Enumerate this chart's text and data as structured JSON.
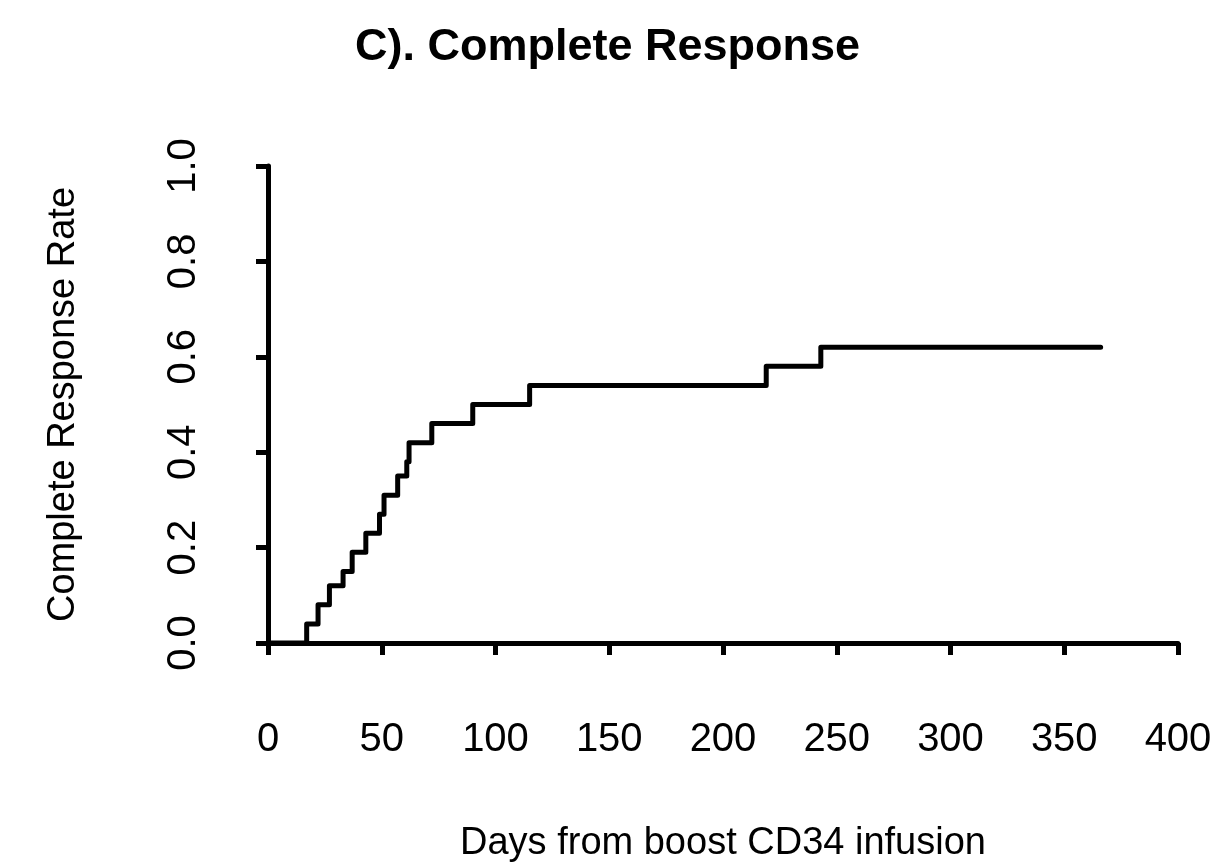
{
  "chart_data": {
    "type": "step",
    "title": "C). Complete Response",
    "xlabel": "Days from boost CD34 infusion",
    "ylabel": "Complete Response Rate",
    "x": [
      0,
      17,
      22,
      27,
      33,
      37,
      43,
      49,
      51,
      57,
      61,
      62,
      72,
      90,
      115,
      219,
      243,
      366
    ],
    "series": [
      {
        "color": "#000000",
        "values": [
          0,
          0.04,
          0.08,
          0.12,
          0.15,
          0.19,
          0.23,
          0.27,
          0.31,
          0.35,
          0.38,
          0.42,
          0.46,
          0.5,
          0.54,
          0.58,
          0.62,
          0.62
        ]
      }
    ],
    "xlim": [
      0,
      400
    ],
    "xticks": [
      0,
      50,
      100,
      150,
      200,
      250,
      300,
      350,
      400
    ],
    "ylim": [
      0,
      1
    ],
    "yticks": [
      {
        "value": 0,
        "label": "0.0"
      },
      {
        "value": 0.2,
        "label": "0.2"
      },
      {
        "value": 0.4,
        "label": "0.4"
      },
      {
        "value": 0.6,
        "label": "0.6"
      },
      {
        "value": 0.8,
        "label": "0.8"
      },
      {
        "value": 1,
        "label": "1.0"
      }
    ],
    "grid": false,
    "marker": "none",
    "line_style": "solid"
  }
}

### Set exercise
Show each line holding the word "Response".

### Solution to the exercise
    "title": "C). Complete Response",
    "ylabel": "Complete Response Rate",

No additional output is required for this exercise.